◆ **What is needed**: Each line that follows should be printed again exactly as it stands.

(Collected data)

===

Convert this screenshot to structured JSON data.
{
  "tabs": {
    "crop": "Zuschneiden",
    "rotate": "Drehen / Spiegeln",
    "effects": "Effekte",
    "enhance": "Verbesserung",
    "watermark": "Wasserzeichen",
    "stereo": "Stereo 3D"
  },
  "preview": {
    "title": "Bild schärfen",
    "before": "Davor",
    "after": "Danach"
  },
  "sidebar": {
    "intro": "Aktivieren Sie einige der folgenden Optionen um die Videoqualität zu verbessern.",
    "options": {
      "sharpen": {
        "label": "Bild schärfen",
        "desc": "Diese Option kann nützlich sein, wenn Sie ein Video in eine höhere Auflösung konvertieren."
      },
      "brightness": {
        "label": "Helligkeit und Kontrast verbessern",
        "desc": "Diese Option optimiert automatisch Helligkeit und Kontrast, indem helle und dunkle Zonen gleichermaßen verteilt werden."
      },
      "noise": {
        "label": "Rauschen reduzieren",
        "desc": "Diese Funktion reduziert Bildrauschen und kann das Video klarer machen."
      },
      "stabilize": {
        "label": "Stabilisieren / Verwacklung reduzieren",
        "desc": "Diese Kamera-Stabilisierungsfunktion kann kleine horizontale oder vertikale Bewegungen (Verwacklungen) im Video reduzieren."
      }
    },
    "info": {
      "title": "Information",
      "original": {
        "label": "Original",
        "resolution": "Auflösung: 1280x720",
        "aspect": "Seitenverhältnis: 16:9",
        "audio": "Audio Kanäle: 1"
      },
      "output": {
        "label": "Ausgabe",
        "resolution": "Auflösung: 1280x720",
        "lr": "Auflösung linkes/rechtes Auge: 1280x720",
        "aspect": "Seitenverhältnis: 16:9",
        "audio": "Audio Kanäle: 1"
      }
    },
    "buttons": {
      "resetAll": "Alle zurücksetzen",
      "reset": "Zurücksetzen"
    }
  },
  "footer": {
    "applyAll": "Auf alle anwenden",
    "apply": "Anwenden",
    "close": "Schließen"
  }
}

===

◆ **Result**:
Convert this screenshot to structured JSON data.
{
  "tabs": {
    "crop": "Zuschneiden",
    "rotate": "Drehen / Spiegeln",
    "effects": "Effekte",
    "enhance": "Verbesserung",
    "watermark": "Wasserzeichen",
    "stereo": "Stereo 3D"
  },
  "preview": {
    "title": "Bild schärfen",
    "before": "Davor",
    "after": "Danach"
  },
  "sidebar": {
    "intro": "Aktivieren Sie einige der folgenden Optionen um die Videoqualität zu verbessern.",
    "options": {
      "sharpen": {
        "label": "Bild schärfen",
        "desc": "Diese Option kann nützlich sein, wenn Sie ein Video in eine höhere Auflösung konvertieren."
      },
      "brightness": {
        "label": "Helligkeit und Kontrast verbessern",
        "desc": "Diese Option optimiert automatisch Helligkeit und Kontrast, indem helle und dunkle Zonen gleichermaßen verteilt werden."
      },
      "noise": {
        "label": "Rauschen reduzieren",
        "desc": "Diese Funktion reduziert Bildrauschen und kann das Video klarer machen."
      },
      "stabilize": {
        "label": "Stabilisieren / Verwacklung reduzieren",
        "desc": "Diese Kamera-Stabilisierungsfunktion kann kleine horizontale oder vertikale Bewegungen (Verwacklungen) im Video reduzieren."
      }
    },
    "info": {
      "title": "Information",
      "original": {
        "label": "Original",
        "resolution": "Auflösung: 1280x720",
        "aspect": "Seitenverhältnis: 16:9",
        "audio": "Audio Kanäle: 1"
      },
      "output": {
        "label": "Ausgabe",
        "resolution": "Auflösung: 1280x720",
        "lr": "Auflösung linkes/rechtes Auge: 1280x720",
        "aspect": "Seitenverhältnis: 16:9",
        "audio": "Audio Kanäle: 1"
      }
    },
    "buttons": {
      "resetAll": "Alle zurücksetzen",
      "reset": "Zurücksetzen"
    }
  },
  "footer": {
    "applyAll": "Auf alle anwenden",
    "apply": "Anwenden",
    "close": "Schließen"
  }
}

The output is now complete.